───── Information given ─────

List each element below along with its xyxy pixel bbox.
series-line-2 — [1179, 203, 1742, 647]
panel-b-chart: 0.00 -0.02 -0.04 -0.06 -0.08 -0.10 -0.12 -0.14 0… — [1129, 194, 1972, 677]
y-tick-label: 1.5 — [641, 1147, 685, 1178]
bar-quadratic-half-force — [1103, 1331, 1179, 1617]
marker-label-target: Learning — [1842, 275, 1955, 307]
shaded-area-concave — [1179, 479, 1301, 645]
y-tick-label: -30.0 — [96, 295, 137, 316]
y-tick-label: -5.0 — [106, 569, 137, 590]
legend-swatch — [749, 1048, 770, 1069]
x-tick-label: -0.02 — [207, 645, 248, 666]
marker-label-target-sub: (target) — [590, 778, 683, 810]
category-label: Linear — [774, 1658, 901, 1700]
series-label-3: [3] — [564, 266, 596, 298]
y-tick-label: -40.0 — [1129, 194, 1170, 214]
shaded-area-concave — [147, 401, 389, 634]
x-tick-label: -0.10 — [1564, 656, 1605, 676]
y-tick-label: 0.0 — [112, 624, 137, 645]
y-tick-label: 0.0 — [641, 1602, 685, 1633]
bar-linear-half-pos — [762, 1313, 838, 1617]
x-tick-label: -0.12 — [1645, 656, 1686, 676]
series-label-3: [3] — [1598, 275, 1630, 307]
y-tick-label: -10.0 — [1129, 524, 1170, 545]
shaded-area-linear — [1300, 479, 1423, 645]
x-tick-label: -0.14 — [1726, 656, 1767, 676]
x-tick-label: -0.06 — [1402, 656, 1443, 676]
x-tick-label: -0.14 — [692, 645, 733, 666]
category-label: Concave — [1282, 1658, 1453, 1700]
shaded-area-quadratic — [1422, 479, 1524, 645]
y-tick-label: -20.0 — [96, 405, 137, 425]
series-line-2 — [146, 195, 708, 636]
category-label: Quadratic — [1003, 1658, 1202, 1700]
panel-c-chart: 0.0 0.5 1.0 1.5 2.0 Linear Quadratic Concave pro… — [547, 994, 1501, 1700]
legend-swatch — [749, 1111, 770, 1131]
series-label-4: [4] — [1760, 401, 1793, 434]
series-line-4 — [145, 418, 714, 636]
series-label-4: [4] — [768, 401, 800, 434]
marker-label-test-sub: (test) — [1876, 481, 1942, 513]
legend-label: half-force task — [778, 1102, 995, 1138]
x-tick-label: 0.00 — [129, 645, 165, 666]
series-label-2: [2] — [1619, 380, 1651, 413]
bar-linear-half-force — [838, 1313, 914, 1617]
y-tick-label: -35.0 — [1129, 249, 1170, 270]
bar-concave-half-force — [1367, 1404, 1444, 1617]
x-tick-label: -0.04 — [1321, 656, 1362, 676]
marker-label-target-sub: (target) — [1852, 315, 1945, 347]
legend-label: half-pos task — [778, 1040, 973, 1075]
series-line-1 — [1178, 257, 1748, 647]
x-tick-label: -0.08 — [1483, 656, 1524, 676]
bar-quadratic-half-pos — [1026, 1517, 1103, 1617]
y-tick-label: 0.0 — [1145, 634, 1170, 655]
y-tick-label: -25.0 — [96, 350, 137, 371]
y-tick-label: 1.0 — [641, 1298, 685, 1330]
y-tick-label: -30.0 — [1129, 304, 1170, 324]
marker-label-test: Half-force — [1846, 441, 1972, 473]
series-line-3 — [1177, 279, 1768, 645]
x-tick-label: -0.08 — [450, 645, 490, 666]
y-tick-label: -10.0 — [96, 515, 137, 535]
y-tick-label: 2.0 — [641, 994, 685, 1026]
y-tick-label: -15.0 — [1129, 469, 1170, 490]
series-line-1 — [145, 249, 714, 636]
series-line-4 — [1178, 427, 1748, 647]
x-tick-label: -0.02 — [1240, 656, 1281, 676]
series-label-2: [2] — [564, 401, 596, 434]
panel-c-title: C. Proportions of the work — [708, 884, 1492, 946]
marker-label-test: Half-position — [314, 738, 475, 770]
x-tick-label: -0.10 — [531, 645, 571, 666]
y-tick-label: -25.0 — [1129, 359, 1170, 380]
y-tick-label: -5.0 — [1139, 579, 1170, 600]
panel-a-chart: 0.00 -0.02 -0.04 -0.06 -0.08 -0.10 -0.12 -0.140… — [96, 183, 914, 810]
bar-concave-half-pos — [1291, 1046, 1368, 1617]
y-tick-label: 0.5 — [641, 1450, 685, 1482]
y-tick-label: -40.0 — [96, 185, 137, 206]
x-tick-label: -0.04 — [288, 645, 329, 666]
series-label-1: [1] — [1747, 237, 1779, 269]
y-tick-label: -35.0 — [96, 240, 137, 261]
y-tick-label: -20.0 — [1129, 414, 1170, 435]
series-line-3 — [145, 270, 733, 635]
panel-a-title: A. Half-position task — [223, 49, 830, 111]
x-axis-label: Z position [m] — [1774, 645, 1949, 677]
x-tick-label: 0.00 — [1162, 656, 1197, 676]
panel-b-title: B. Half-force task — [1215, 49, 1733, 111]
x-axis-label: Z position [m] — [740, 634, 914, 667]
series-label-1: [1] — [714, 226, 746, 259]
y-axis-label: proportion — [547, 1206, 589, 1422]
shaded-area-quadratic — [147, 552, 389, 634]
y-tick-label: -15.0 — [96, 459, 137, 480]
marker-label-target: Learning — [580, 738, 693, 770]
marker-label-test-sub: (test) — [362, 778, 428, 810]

─────

The problem
Convert the lines above into a Markdown table with two columns, Number and Line, giving each line its sequential number and omitting any blank lines.

Written solution
| Number | Line |
|---|---|
| 1 | List each element below along with its xyxy pixel bbox. |
| 2 | series-line-2 — [1179, 203, 1742, 647] |
| 3 | panel-b-chart: 0.00 -0.02 -0.04 -0.06 -0.08 -0.10 -0.12 -0.14 0… — [1129, 194, 1972, 677] |
| 4 | y-tick-label: 1.5 — [641, 1147, 685, 1178] |
| 5 | bar-quadratic-half-force — [1103, 1331, 1179, 1617] |
| 6 | marker-label-target: Learning — [1842, 275, 1955, 307] |
| 7 | shaded-area-concave — [1179, 479, 1301, 645] |
| 8 | y-tick-label: -30.0 — [96, 295, 137, 316] |
| 9 | y-tick-label: -5.0 — [106, 569, 137, 590] |
| 10 | legend-swatch — [749, 1048, 770, 1069] |
| 11 | x-tick-label: -0.02 — [207, 645, 248, 666] |
| 12 | marker-label-target-sub: (target) — [590, 778, 683, 810] |
| 13 | category-label: Linear — [774, 1658, 901, 1700] |
| 14 | series-label-3: [3] — [564, 266, 596, 298] |
| 15 | y-tick-label: -40.0 — [1129, 194, 1170, 214] |
| 16 | shaded-area-concave — [147, 401, 389, 634] |
| 17 | x-tick-label: -0.10 — [1564, 656, 1605, 676] |
| 18 | y-tick-label: 0.0 — [112, 624, 137, 645] |
| 19 | y-tick-label: 0.0 — [641, 1602, 685, 1633] |
| 20 | bar-linear-half-pos — [762, 1313, 838, 1617] |
| 21 | x-tick-label: -0.12 — [1645, 656, 1686, 676] |
| 22 | series-label-3: [3] — [1598, 275, 1630, 307] |
| 23 | y-tick-label: -10.0 — [1129, 524, 1170, 545] |
| 24 | shaded-area-linear — [1300, 479, 1423, 645] |
| 25 | x-tick-label: -0.14 — [1726, 656, 1767, 676] |
| 26 | x-tick-label: -0.06 — [1402, 656, 1443, 676] |
| 27 | x-tick-label: -0.14 — [692, 645, 733, 666] |
| 28 | category-label: Concave — [1282, 1658, 1453, 1700] |
| 29 | shaded-area-quadratic — [1422, 479, 1524, 645] |
| 30 | y-tick-label: -20.0 — [96, 405, 137, 425] |
| 31 | series-line-2 — [146, 195, 708, 636] |
| 32 | category-label: Quadratic — [1003, 1658, 1202, 1700] |
| 33 | panel-c-chart: 0.0 0.5 1.0 1.5 2.0 Linear Quadratic Concave pro… — [547, 994, 1501, 1700] |
| 34 | legend-swatch — [749, 1111, 770, 1131] |
| 35 | series-label-4: [4] — [1760, 401, 1793, 434] |
| 36 | series-line-4 — [145, 418, 714, 636] |
| 37 | series-label-4: [4] — [768, 401, 800, 434] |
| 38 | marker-label-test-sub: (test) — [1876, 481, 1942, 513] |
| 39 | legend-label: half-force task — [778, 1102, 995, 1138] |
| 40 | x-tick-label: 0.00 — [129, 645, 165, 666] |
| 41 | series-label-2: [2] — [1619, 380, 1651, 413] |
| 42 | bar-linear-half-force — [838, 1313, 914, 1617] |
| 43 | y-tick-label: -35.0 — [1129, 249, 1170, 270] |
| 44 | bar-concave-half-force — [1367, 1404, 1444, 1617] |
| 45 | x-tick-label: -0.04 — [1321, 656, 1362, 676] |
| 46 | marker-label-target-sub: (target) — [1852, 315, 1945, 347] |
| 47 | legend-label: half-pos task — [778, 1040, 973, 1075] |
| 48 | series-line-1 — [1178, 257, 1748, 647] |
| 49 | x-tick-label: -0.08 — [1483, 656, 1524, 676] |
| 50 | bar-quadratic-half-pos — [1026, 1517, 1103, 1617] |
| 51 | y-tick-label: 0.0 — [1145, 634, 1170, 655] |
| 52 | y-tick-label: -25.0 — [96, 350, 137, 371] |
| 53 | y-tick-label: 1.0 — [641, 1298, 685, 1330] |
| 54 | y-tick-label: -30.0 — [1129, 304, 1170, 324] |
| 55 | marker-label-test: Half-force — [1846, 441, 1972, 473] |
| 56 | series-line-3 — [1177, 279, 1768, 645] |
| 57 | x-tick-label: -0.08 — [450, 645, 490, 666] |
| 58 | y-tick-label: -10.0 — [96, 515, 137, 535] |
| 59 | y-tick-label: 2.0 — [641, 994, 685, 1026] |
| 60 | y-tick-label: -15.0 — [1129, 469, 1170, 490] |
| 61 | series-line-1 — [145, 249, 714, 636] |
| 62 | series-line-4 — [1178, 427, 1748, 647] |
| 63 | x-tick-label: -0.02 — [1240, 656, 1281, 676] |
| 64 | series-label-2: [2] — [564, 401, 596, 434] |
| 65 | panel-c-title: C. Proportions of the work — [708, 884, 1492, 946] |
| 66 | marker-label-test: Half-position — [314, 738, 475, 770] |
| 67 | x-tick-label: -0.10 — [531, 645, 571, 666] |
| 68 | y-tick-label: -25.0 — [1129, 359, 1170, 380] |
| 69 | y-tick-label: -5.0 — [1139, 579, 1170, 600] |
| 70 | panel-a-chart: 0.00 -0.02 -0.04 -0.06 -0.08 -0.10 -0.12 -0.140… — [96, 183, 914, 810] |
| 71 | bar-concave-half-pos — [1291, 1046, 1368, 1617] |
| 72 | y-tick-label: 0.5 — [641, 1450, 685, 1482] |
| 73 | y-tick-label: -40.0 — [96, 185, 137, 206] |
| 74 | x-tick-label: -0.04 — [288, 645, 329, 666] |
| 75 | series-label-1: [1] — [1747, 237, 1779, 269] |
| 76 | y-tick-label: -35.0 — [96, 240, 137, 261] |
| 77 | y-tick-label: -20.0 — [1129, 414, 1170, 435] |
| 78 | series-line-3 — [145, 270, 733, 635] |
| 79 | panel-a-title: A. Half-position task — [223, 49, 830, 111] |
| 80 | x-axis-label: Z position [m] — [1774, 645, 1949, 677] |
| 81 | x-tick-label: 0.00 — [1162, 656, 1197, 676] |
| 82 | panel-b-title: B. Half-force task — [1215, 49, 1733, 111] |
| 83 | x-axis-label: Z position [m] — [740, 634, 914, 667] |
| 84 | series-label-1: [1] — [714, 226, 746, 259] |
| 85 | y-axis-label: proportion — [547, 1206, 589, 1422] |
| 86 | shaded-area-quadratic — [147, 552, 389, 634] |
| 87 | y-tick-label: -15.0 — [96, 459, 137, 480] |
| 88 | marker-label-target: Learning — [580, 738, 693, 770] |
| 89 | marker-label-test-sub: (test) — [362, 778, 428, 810] |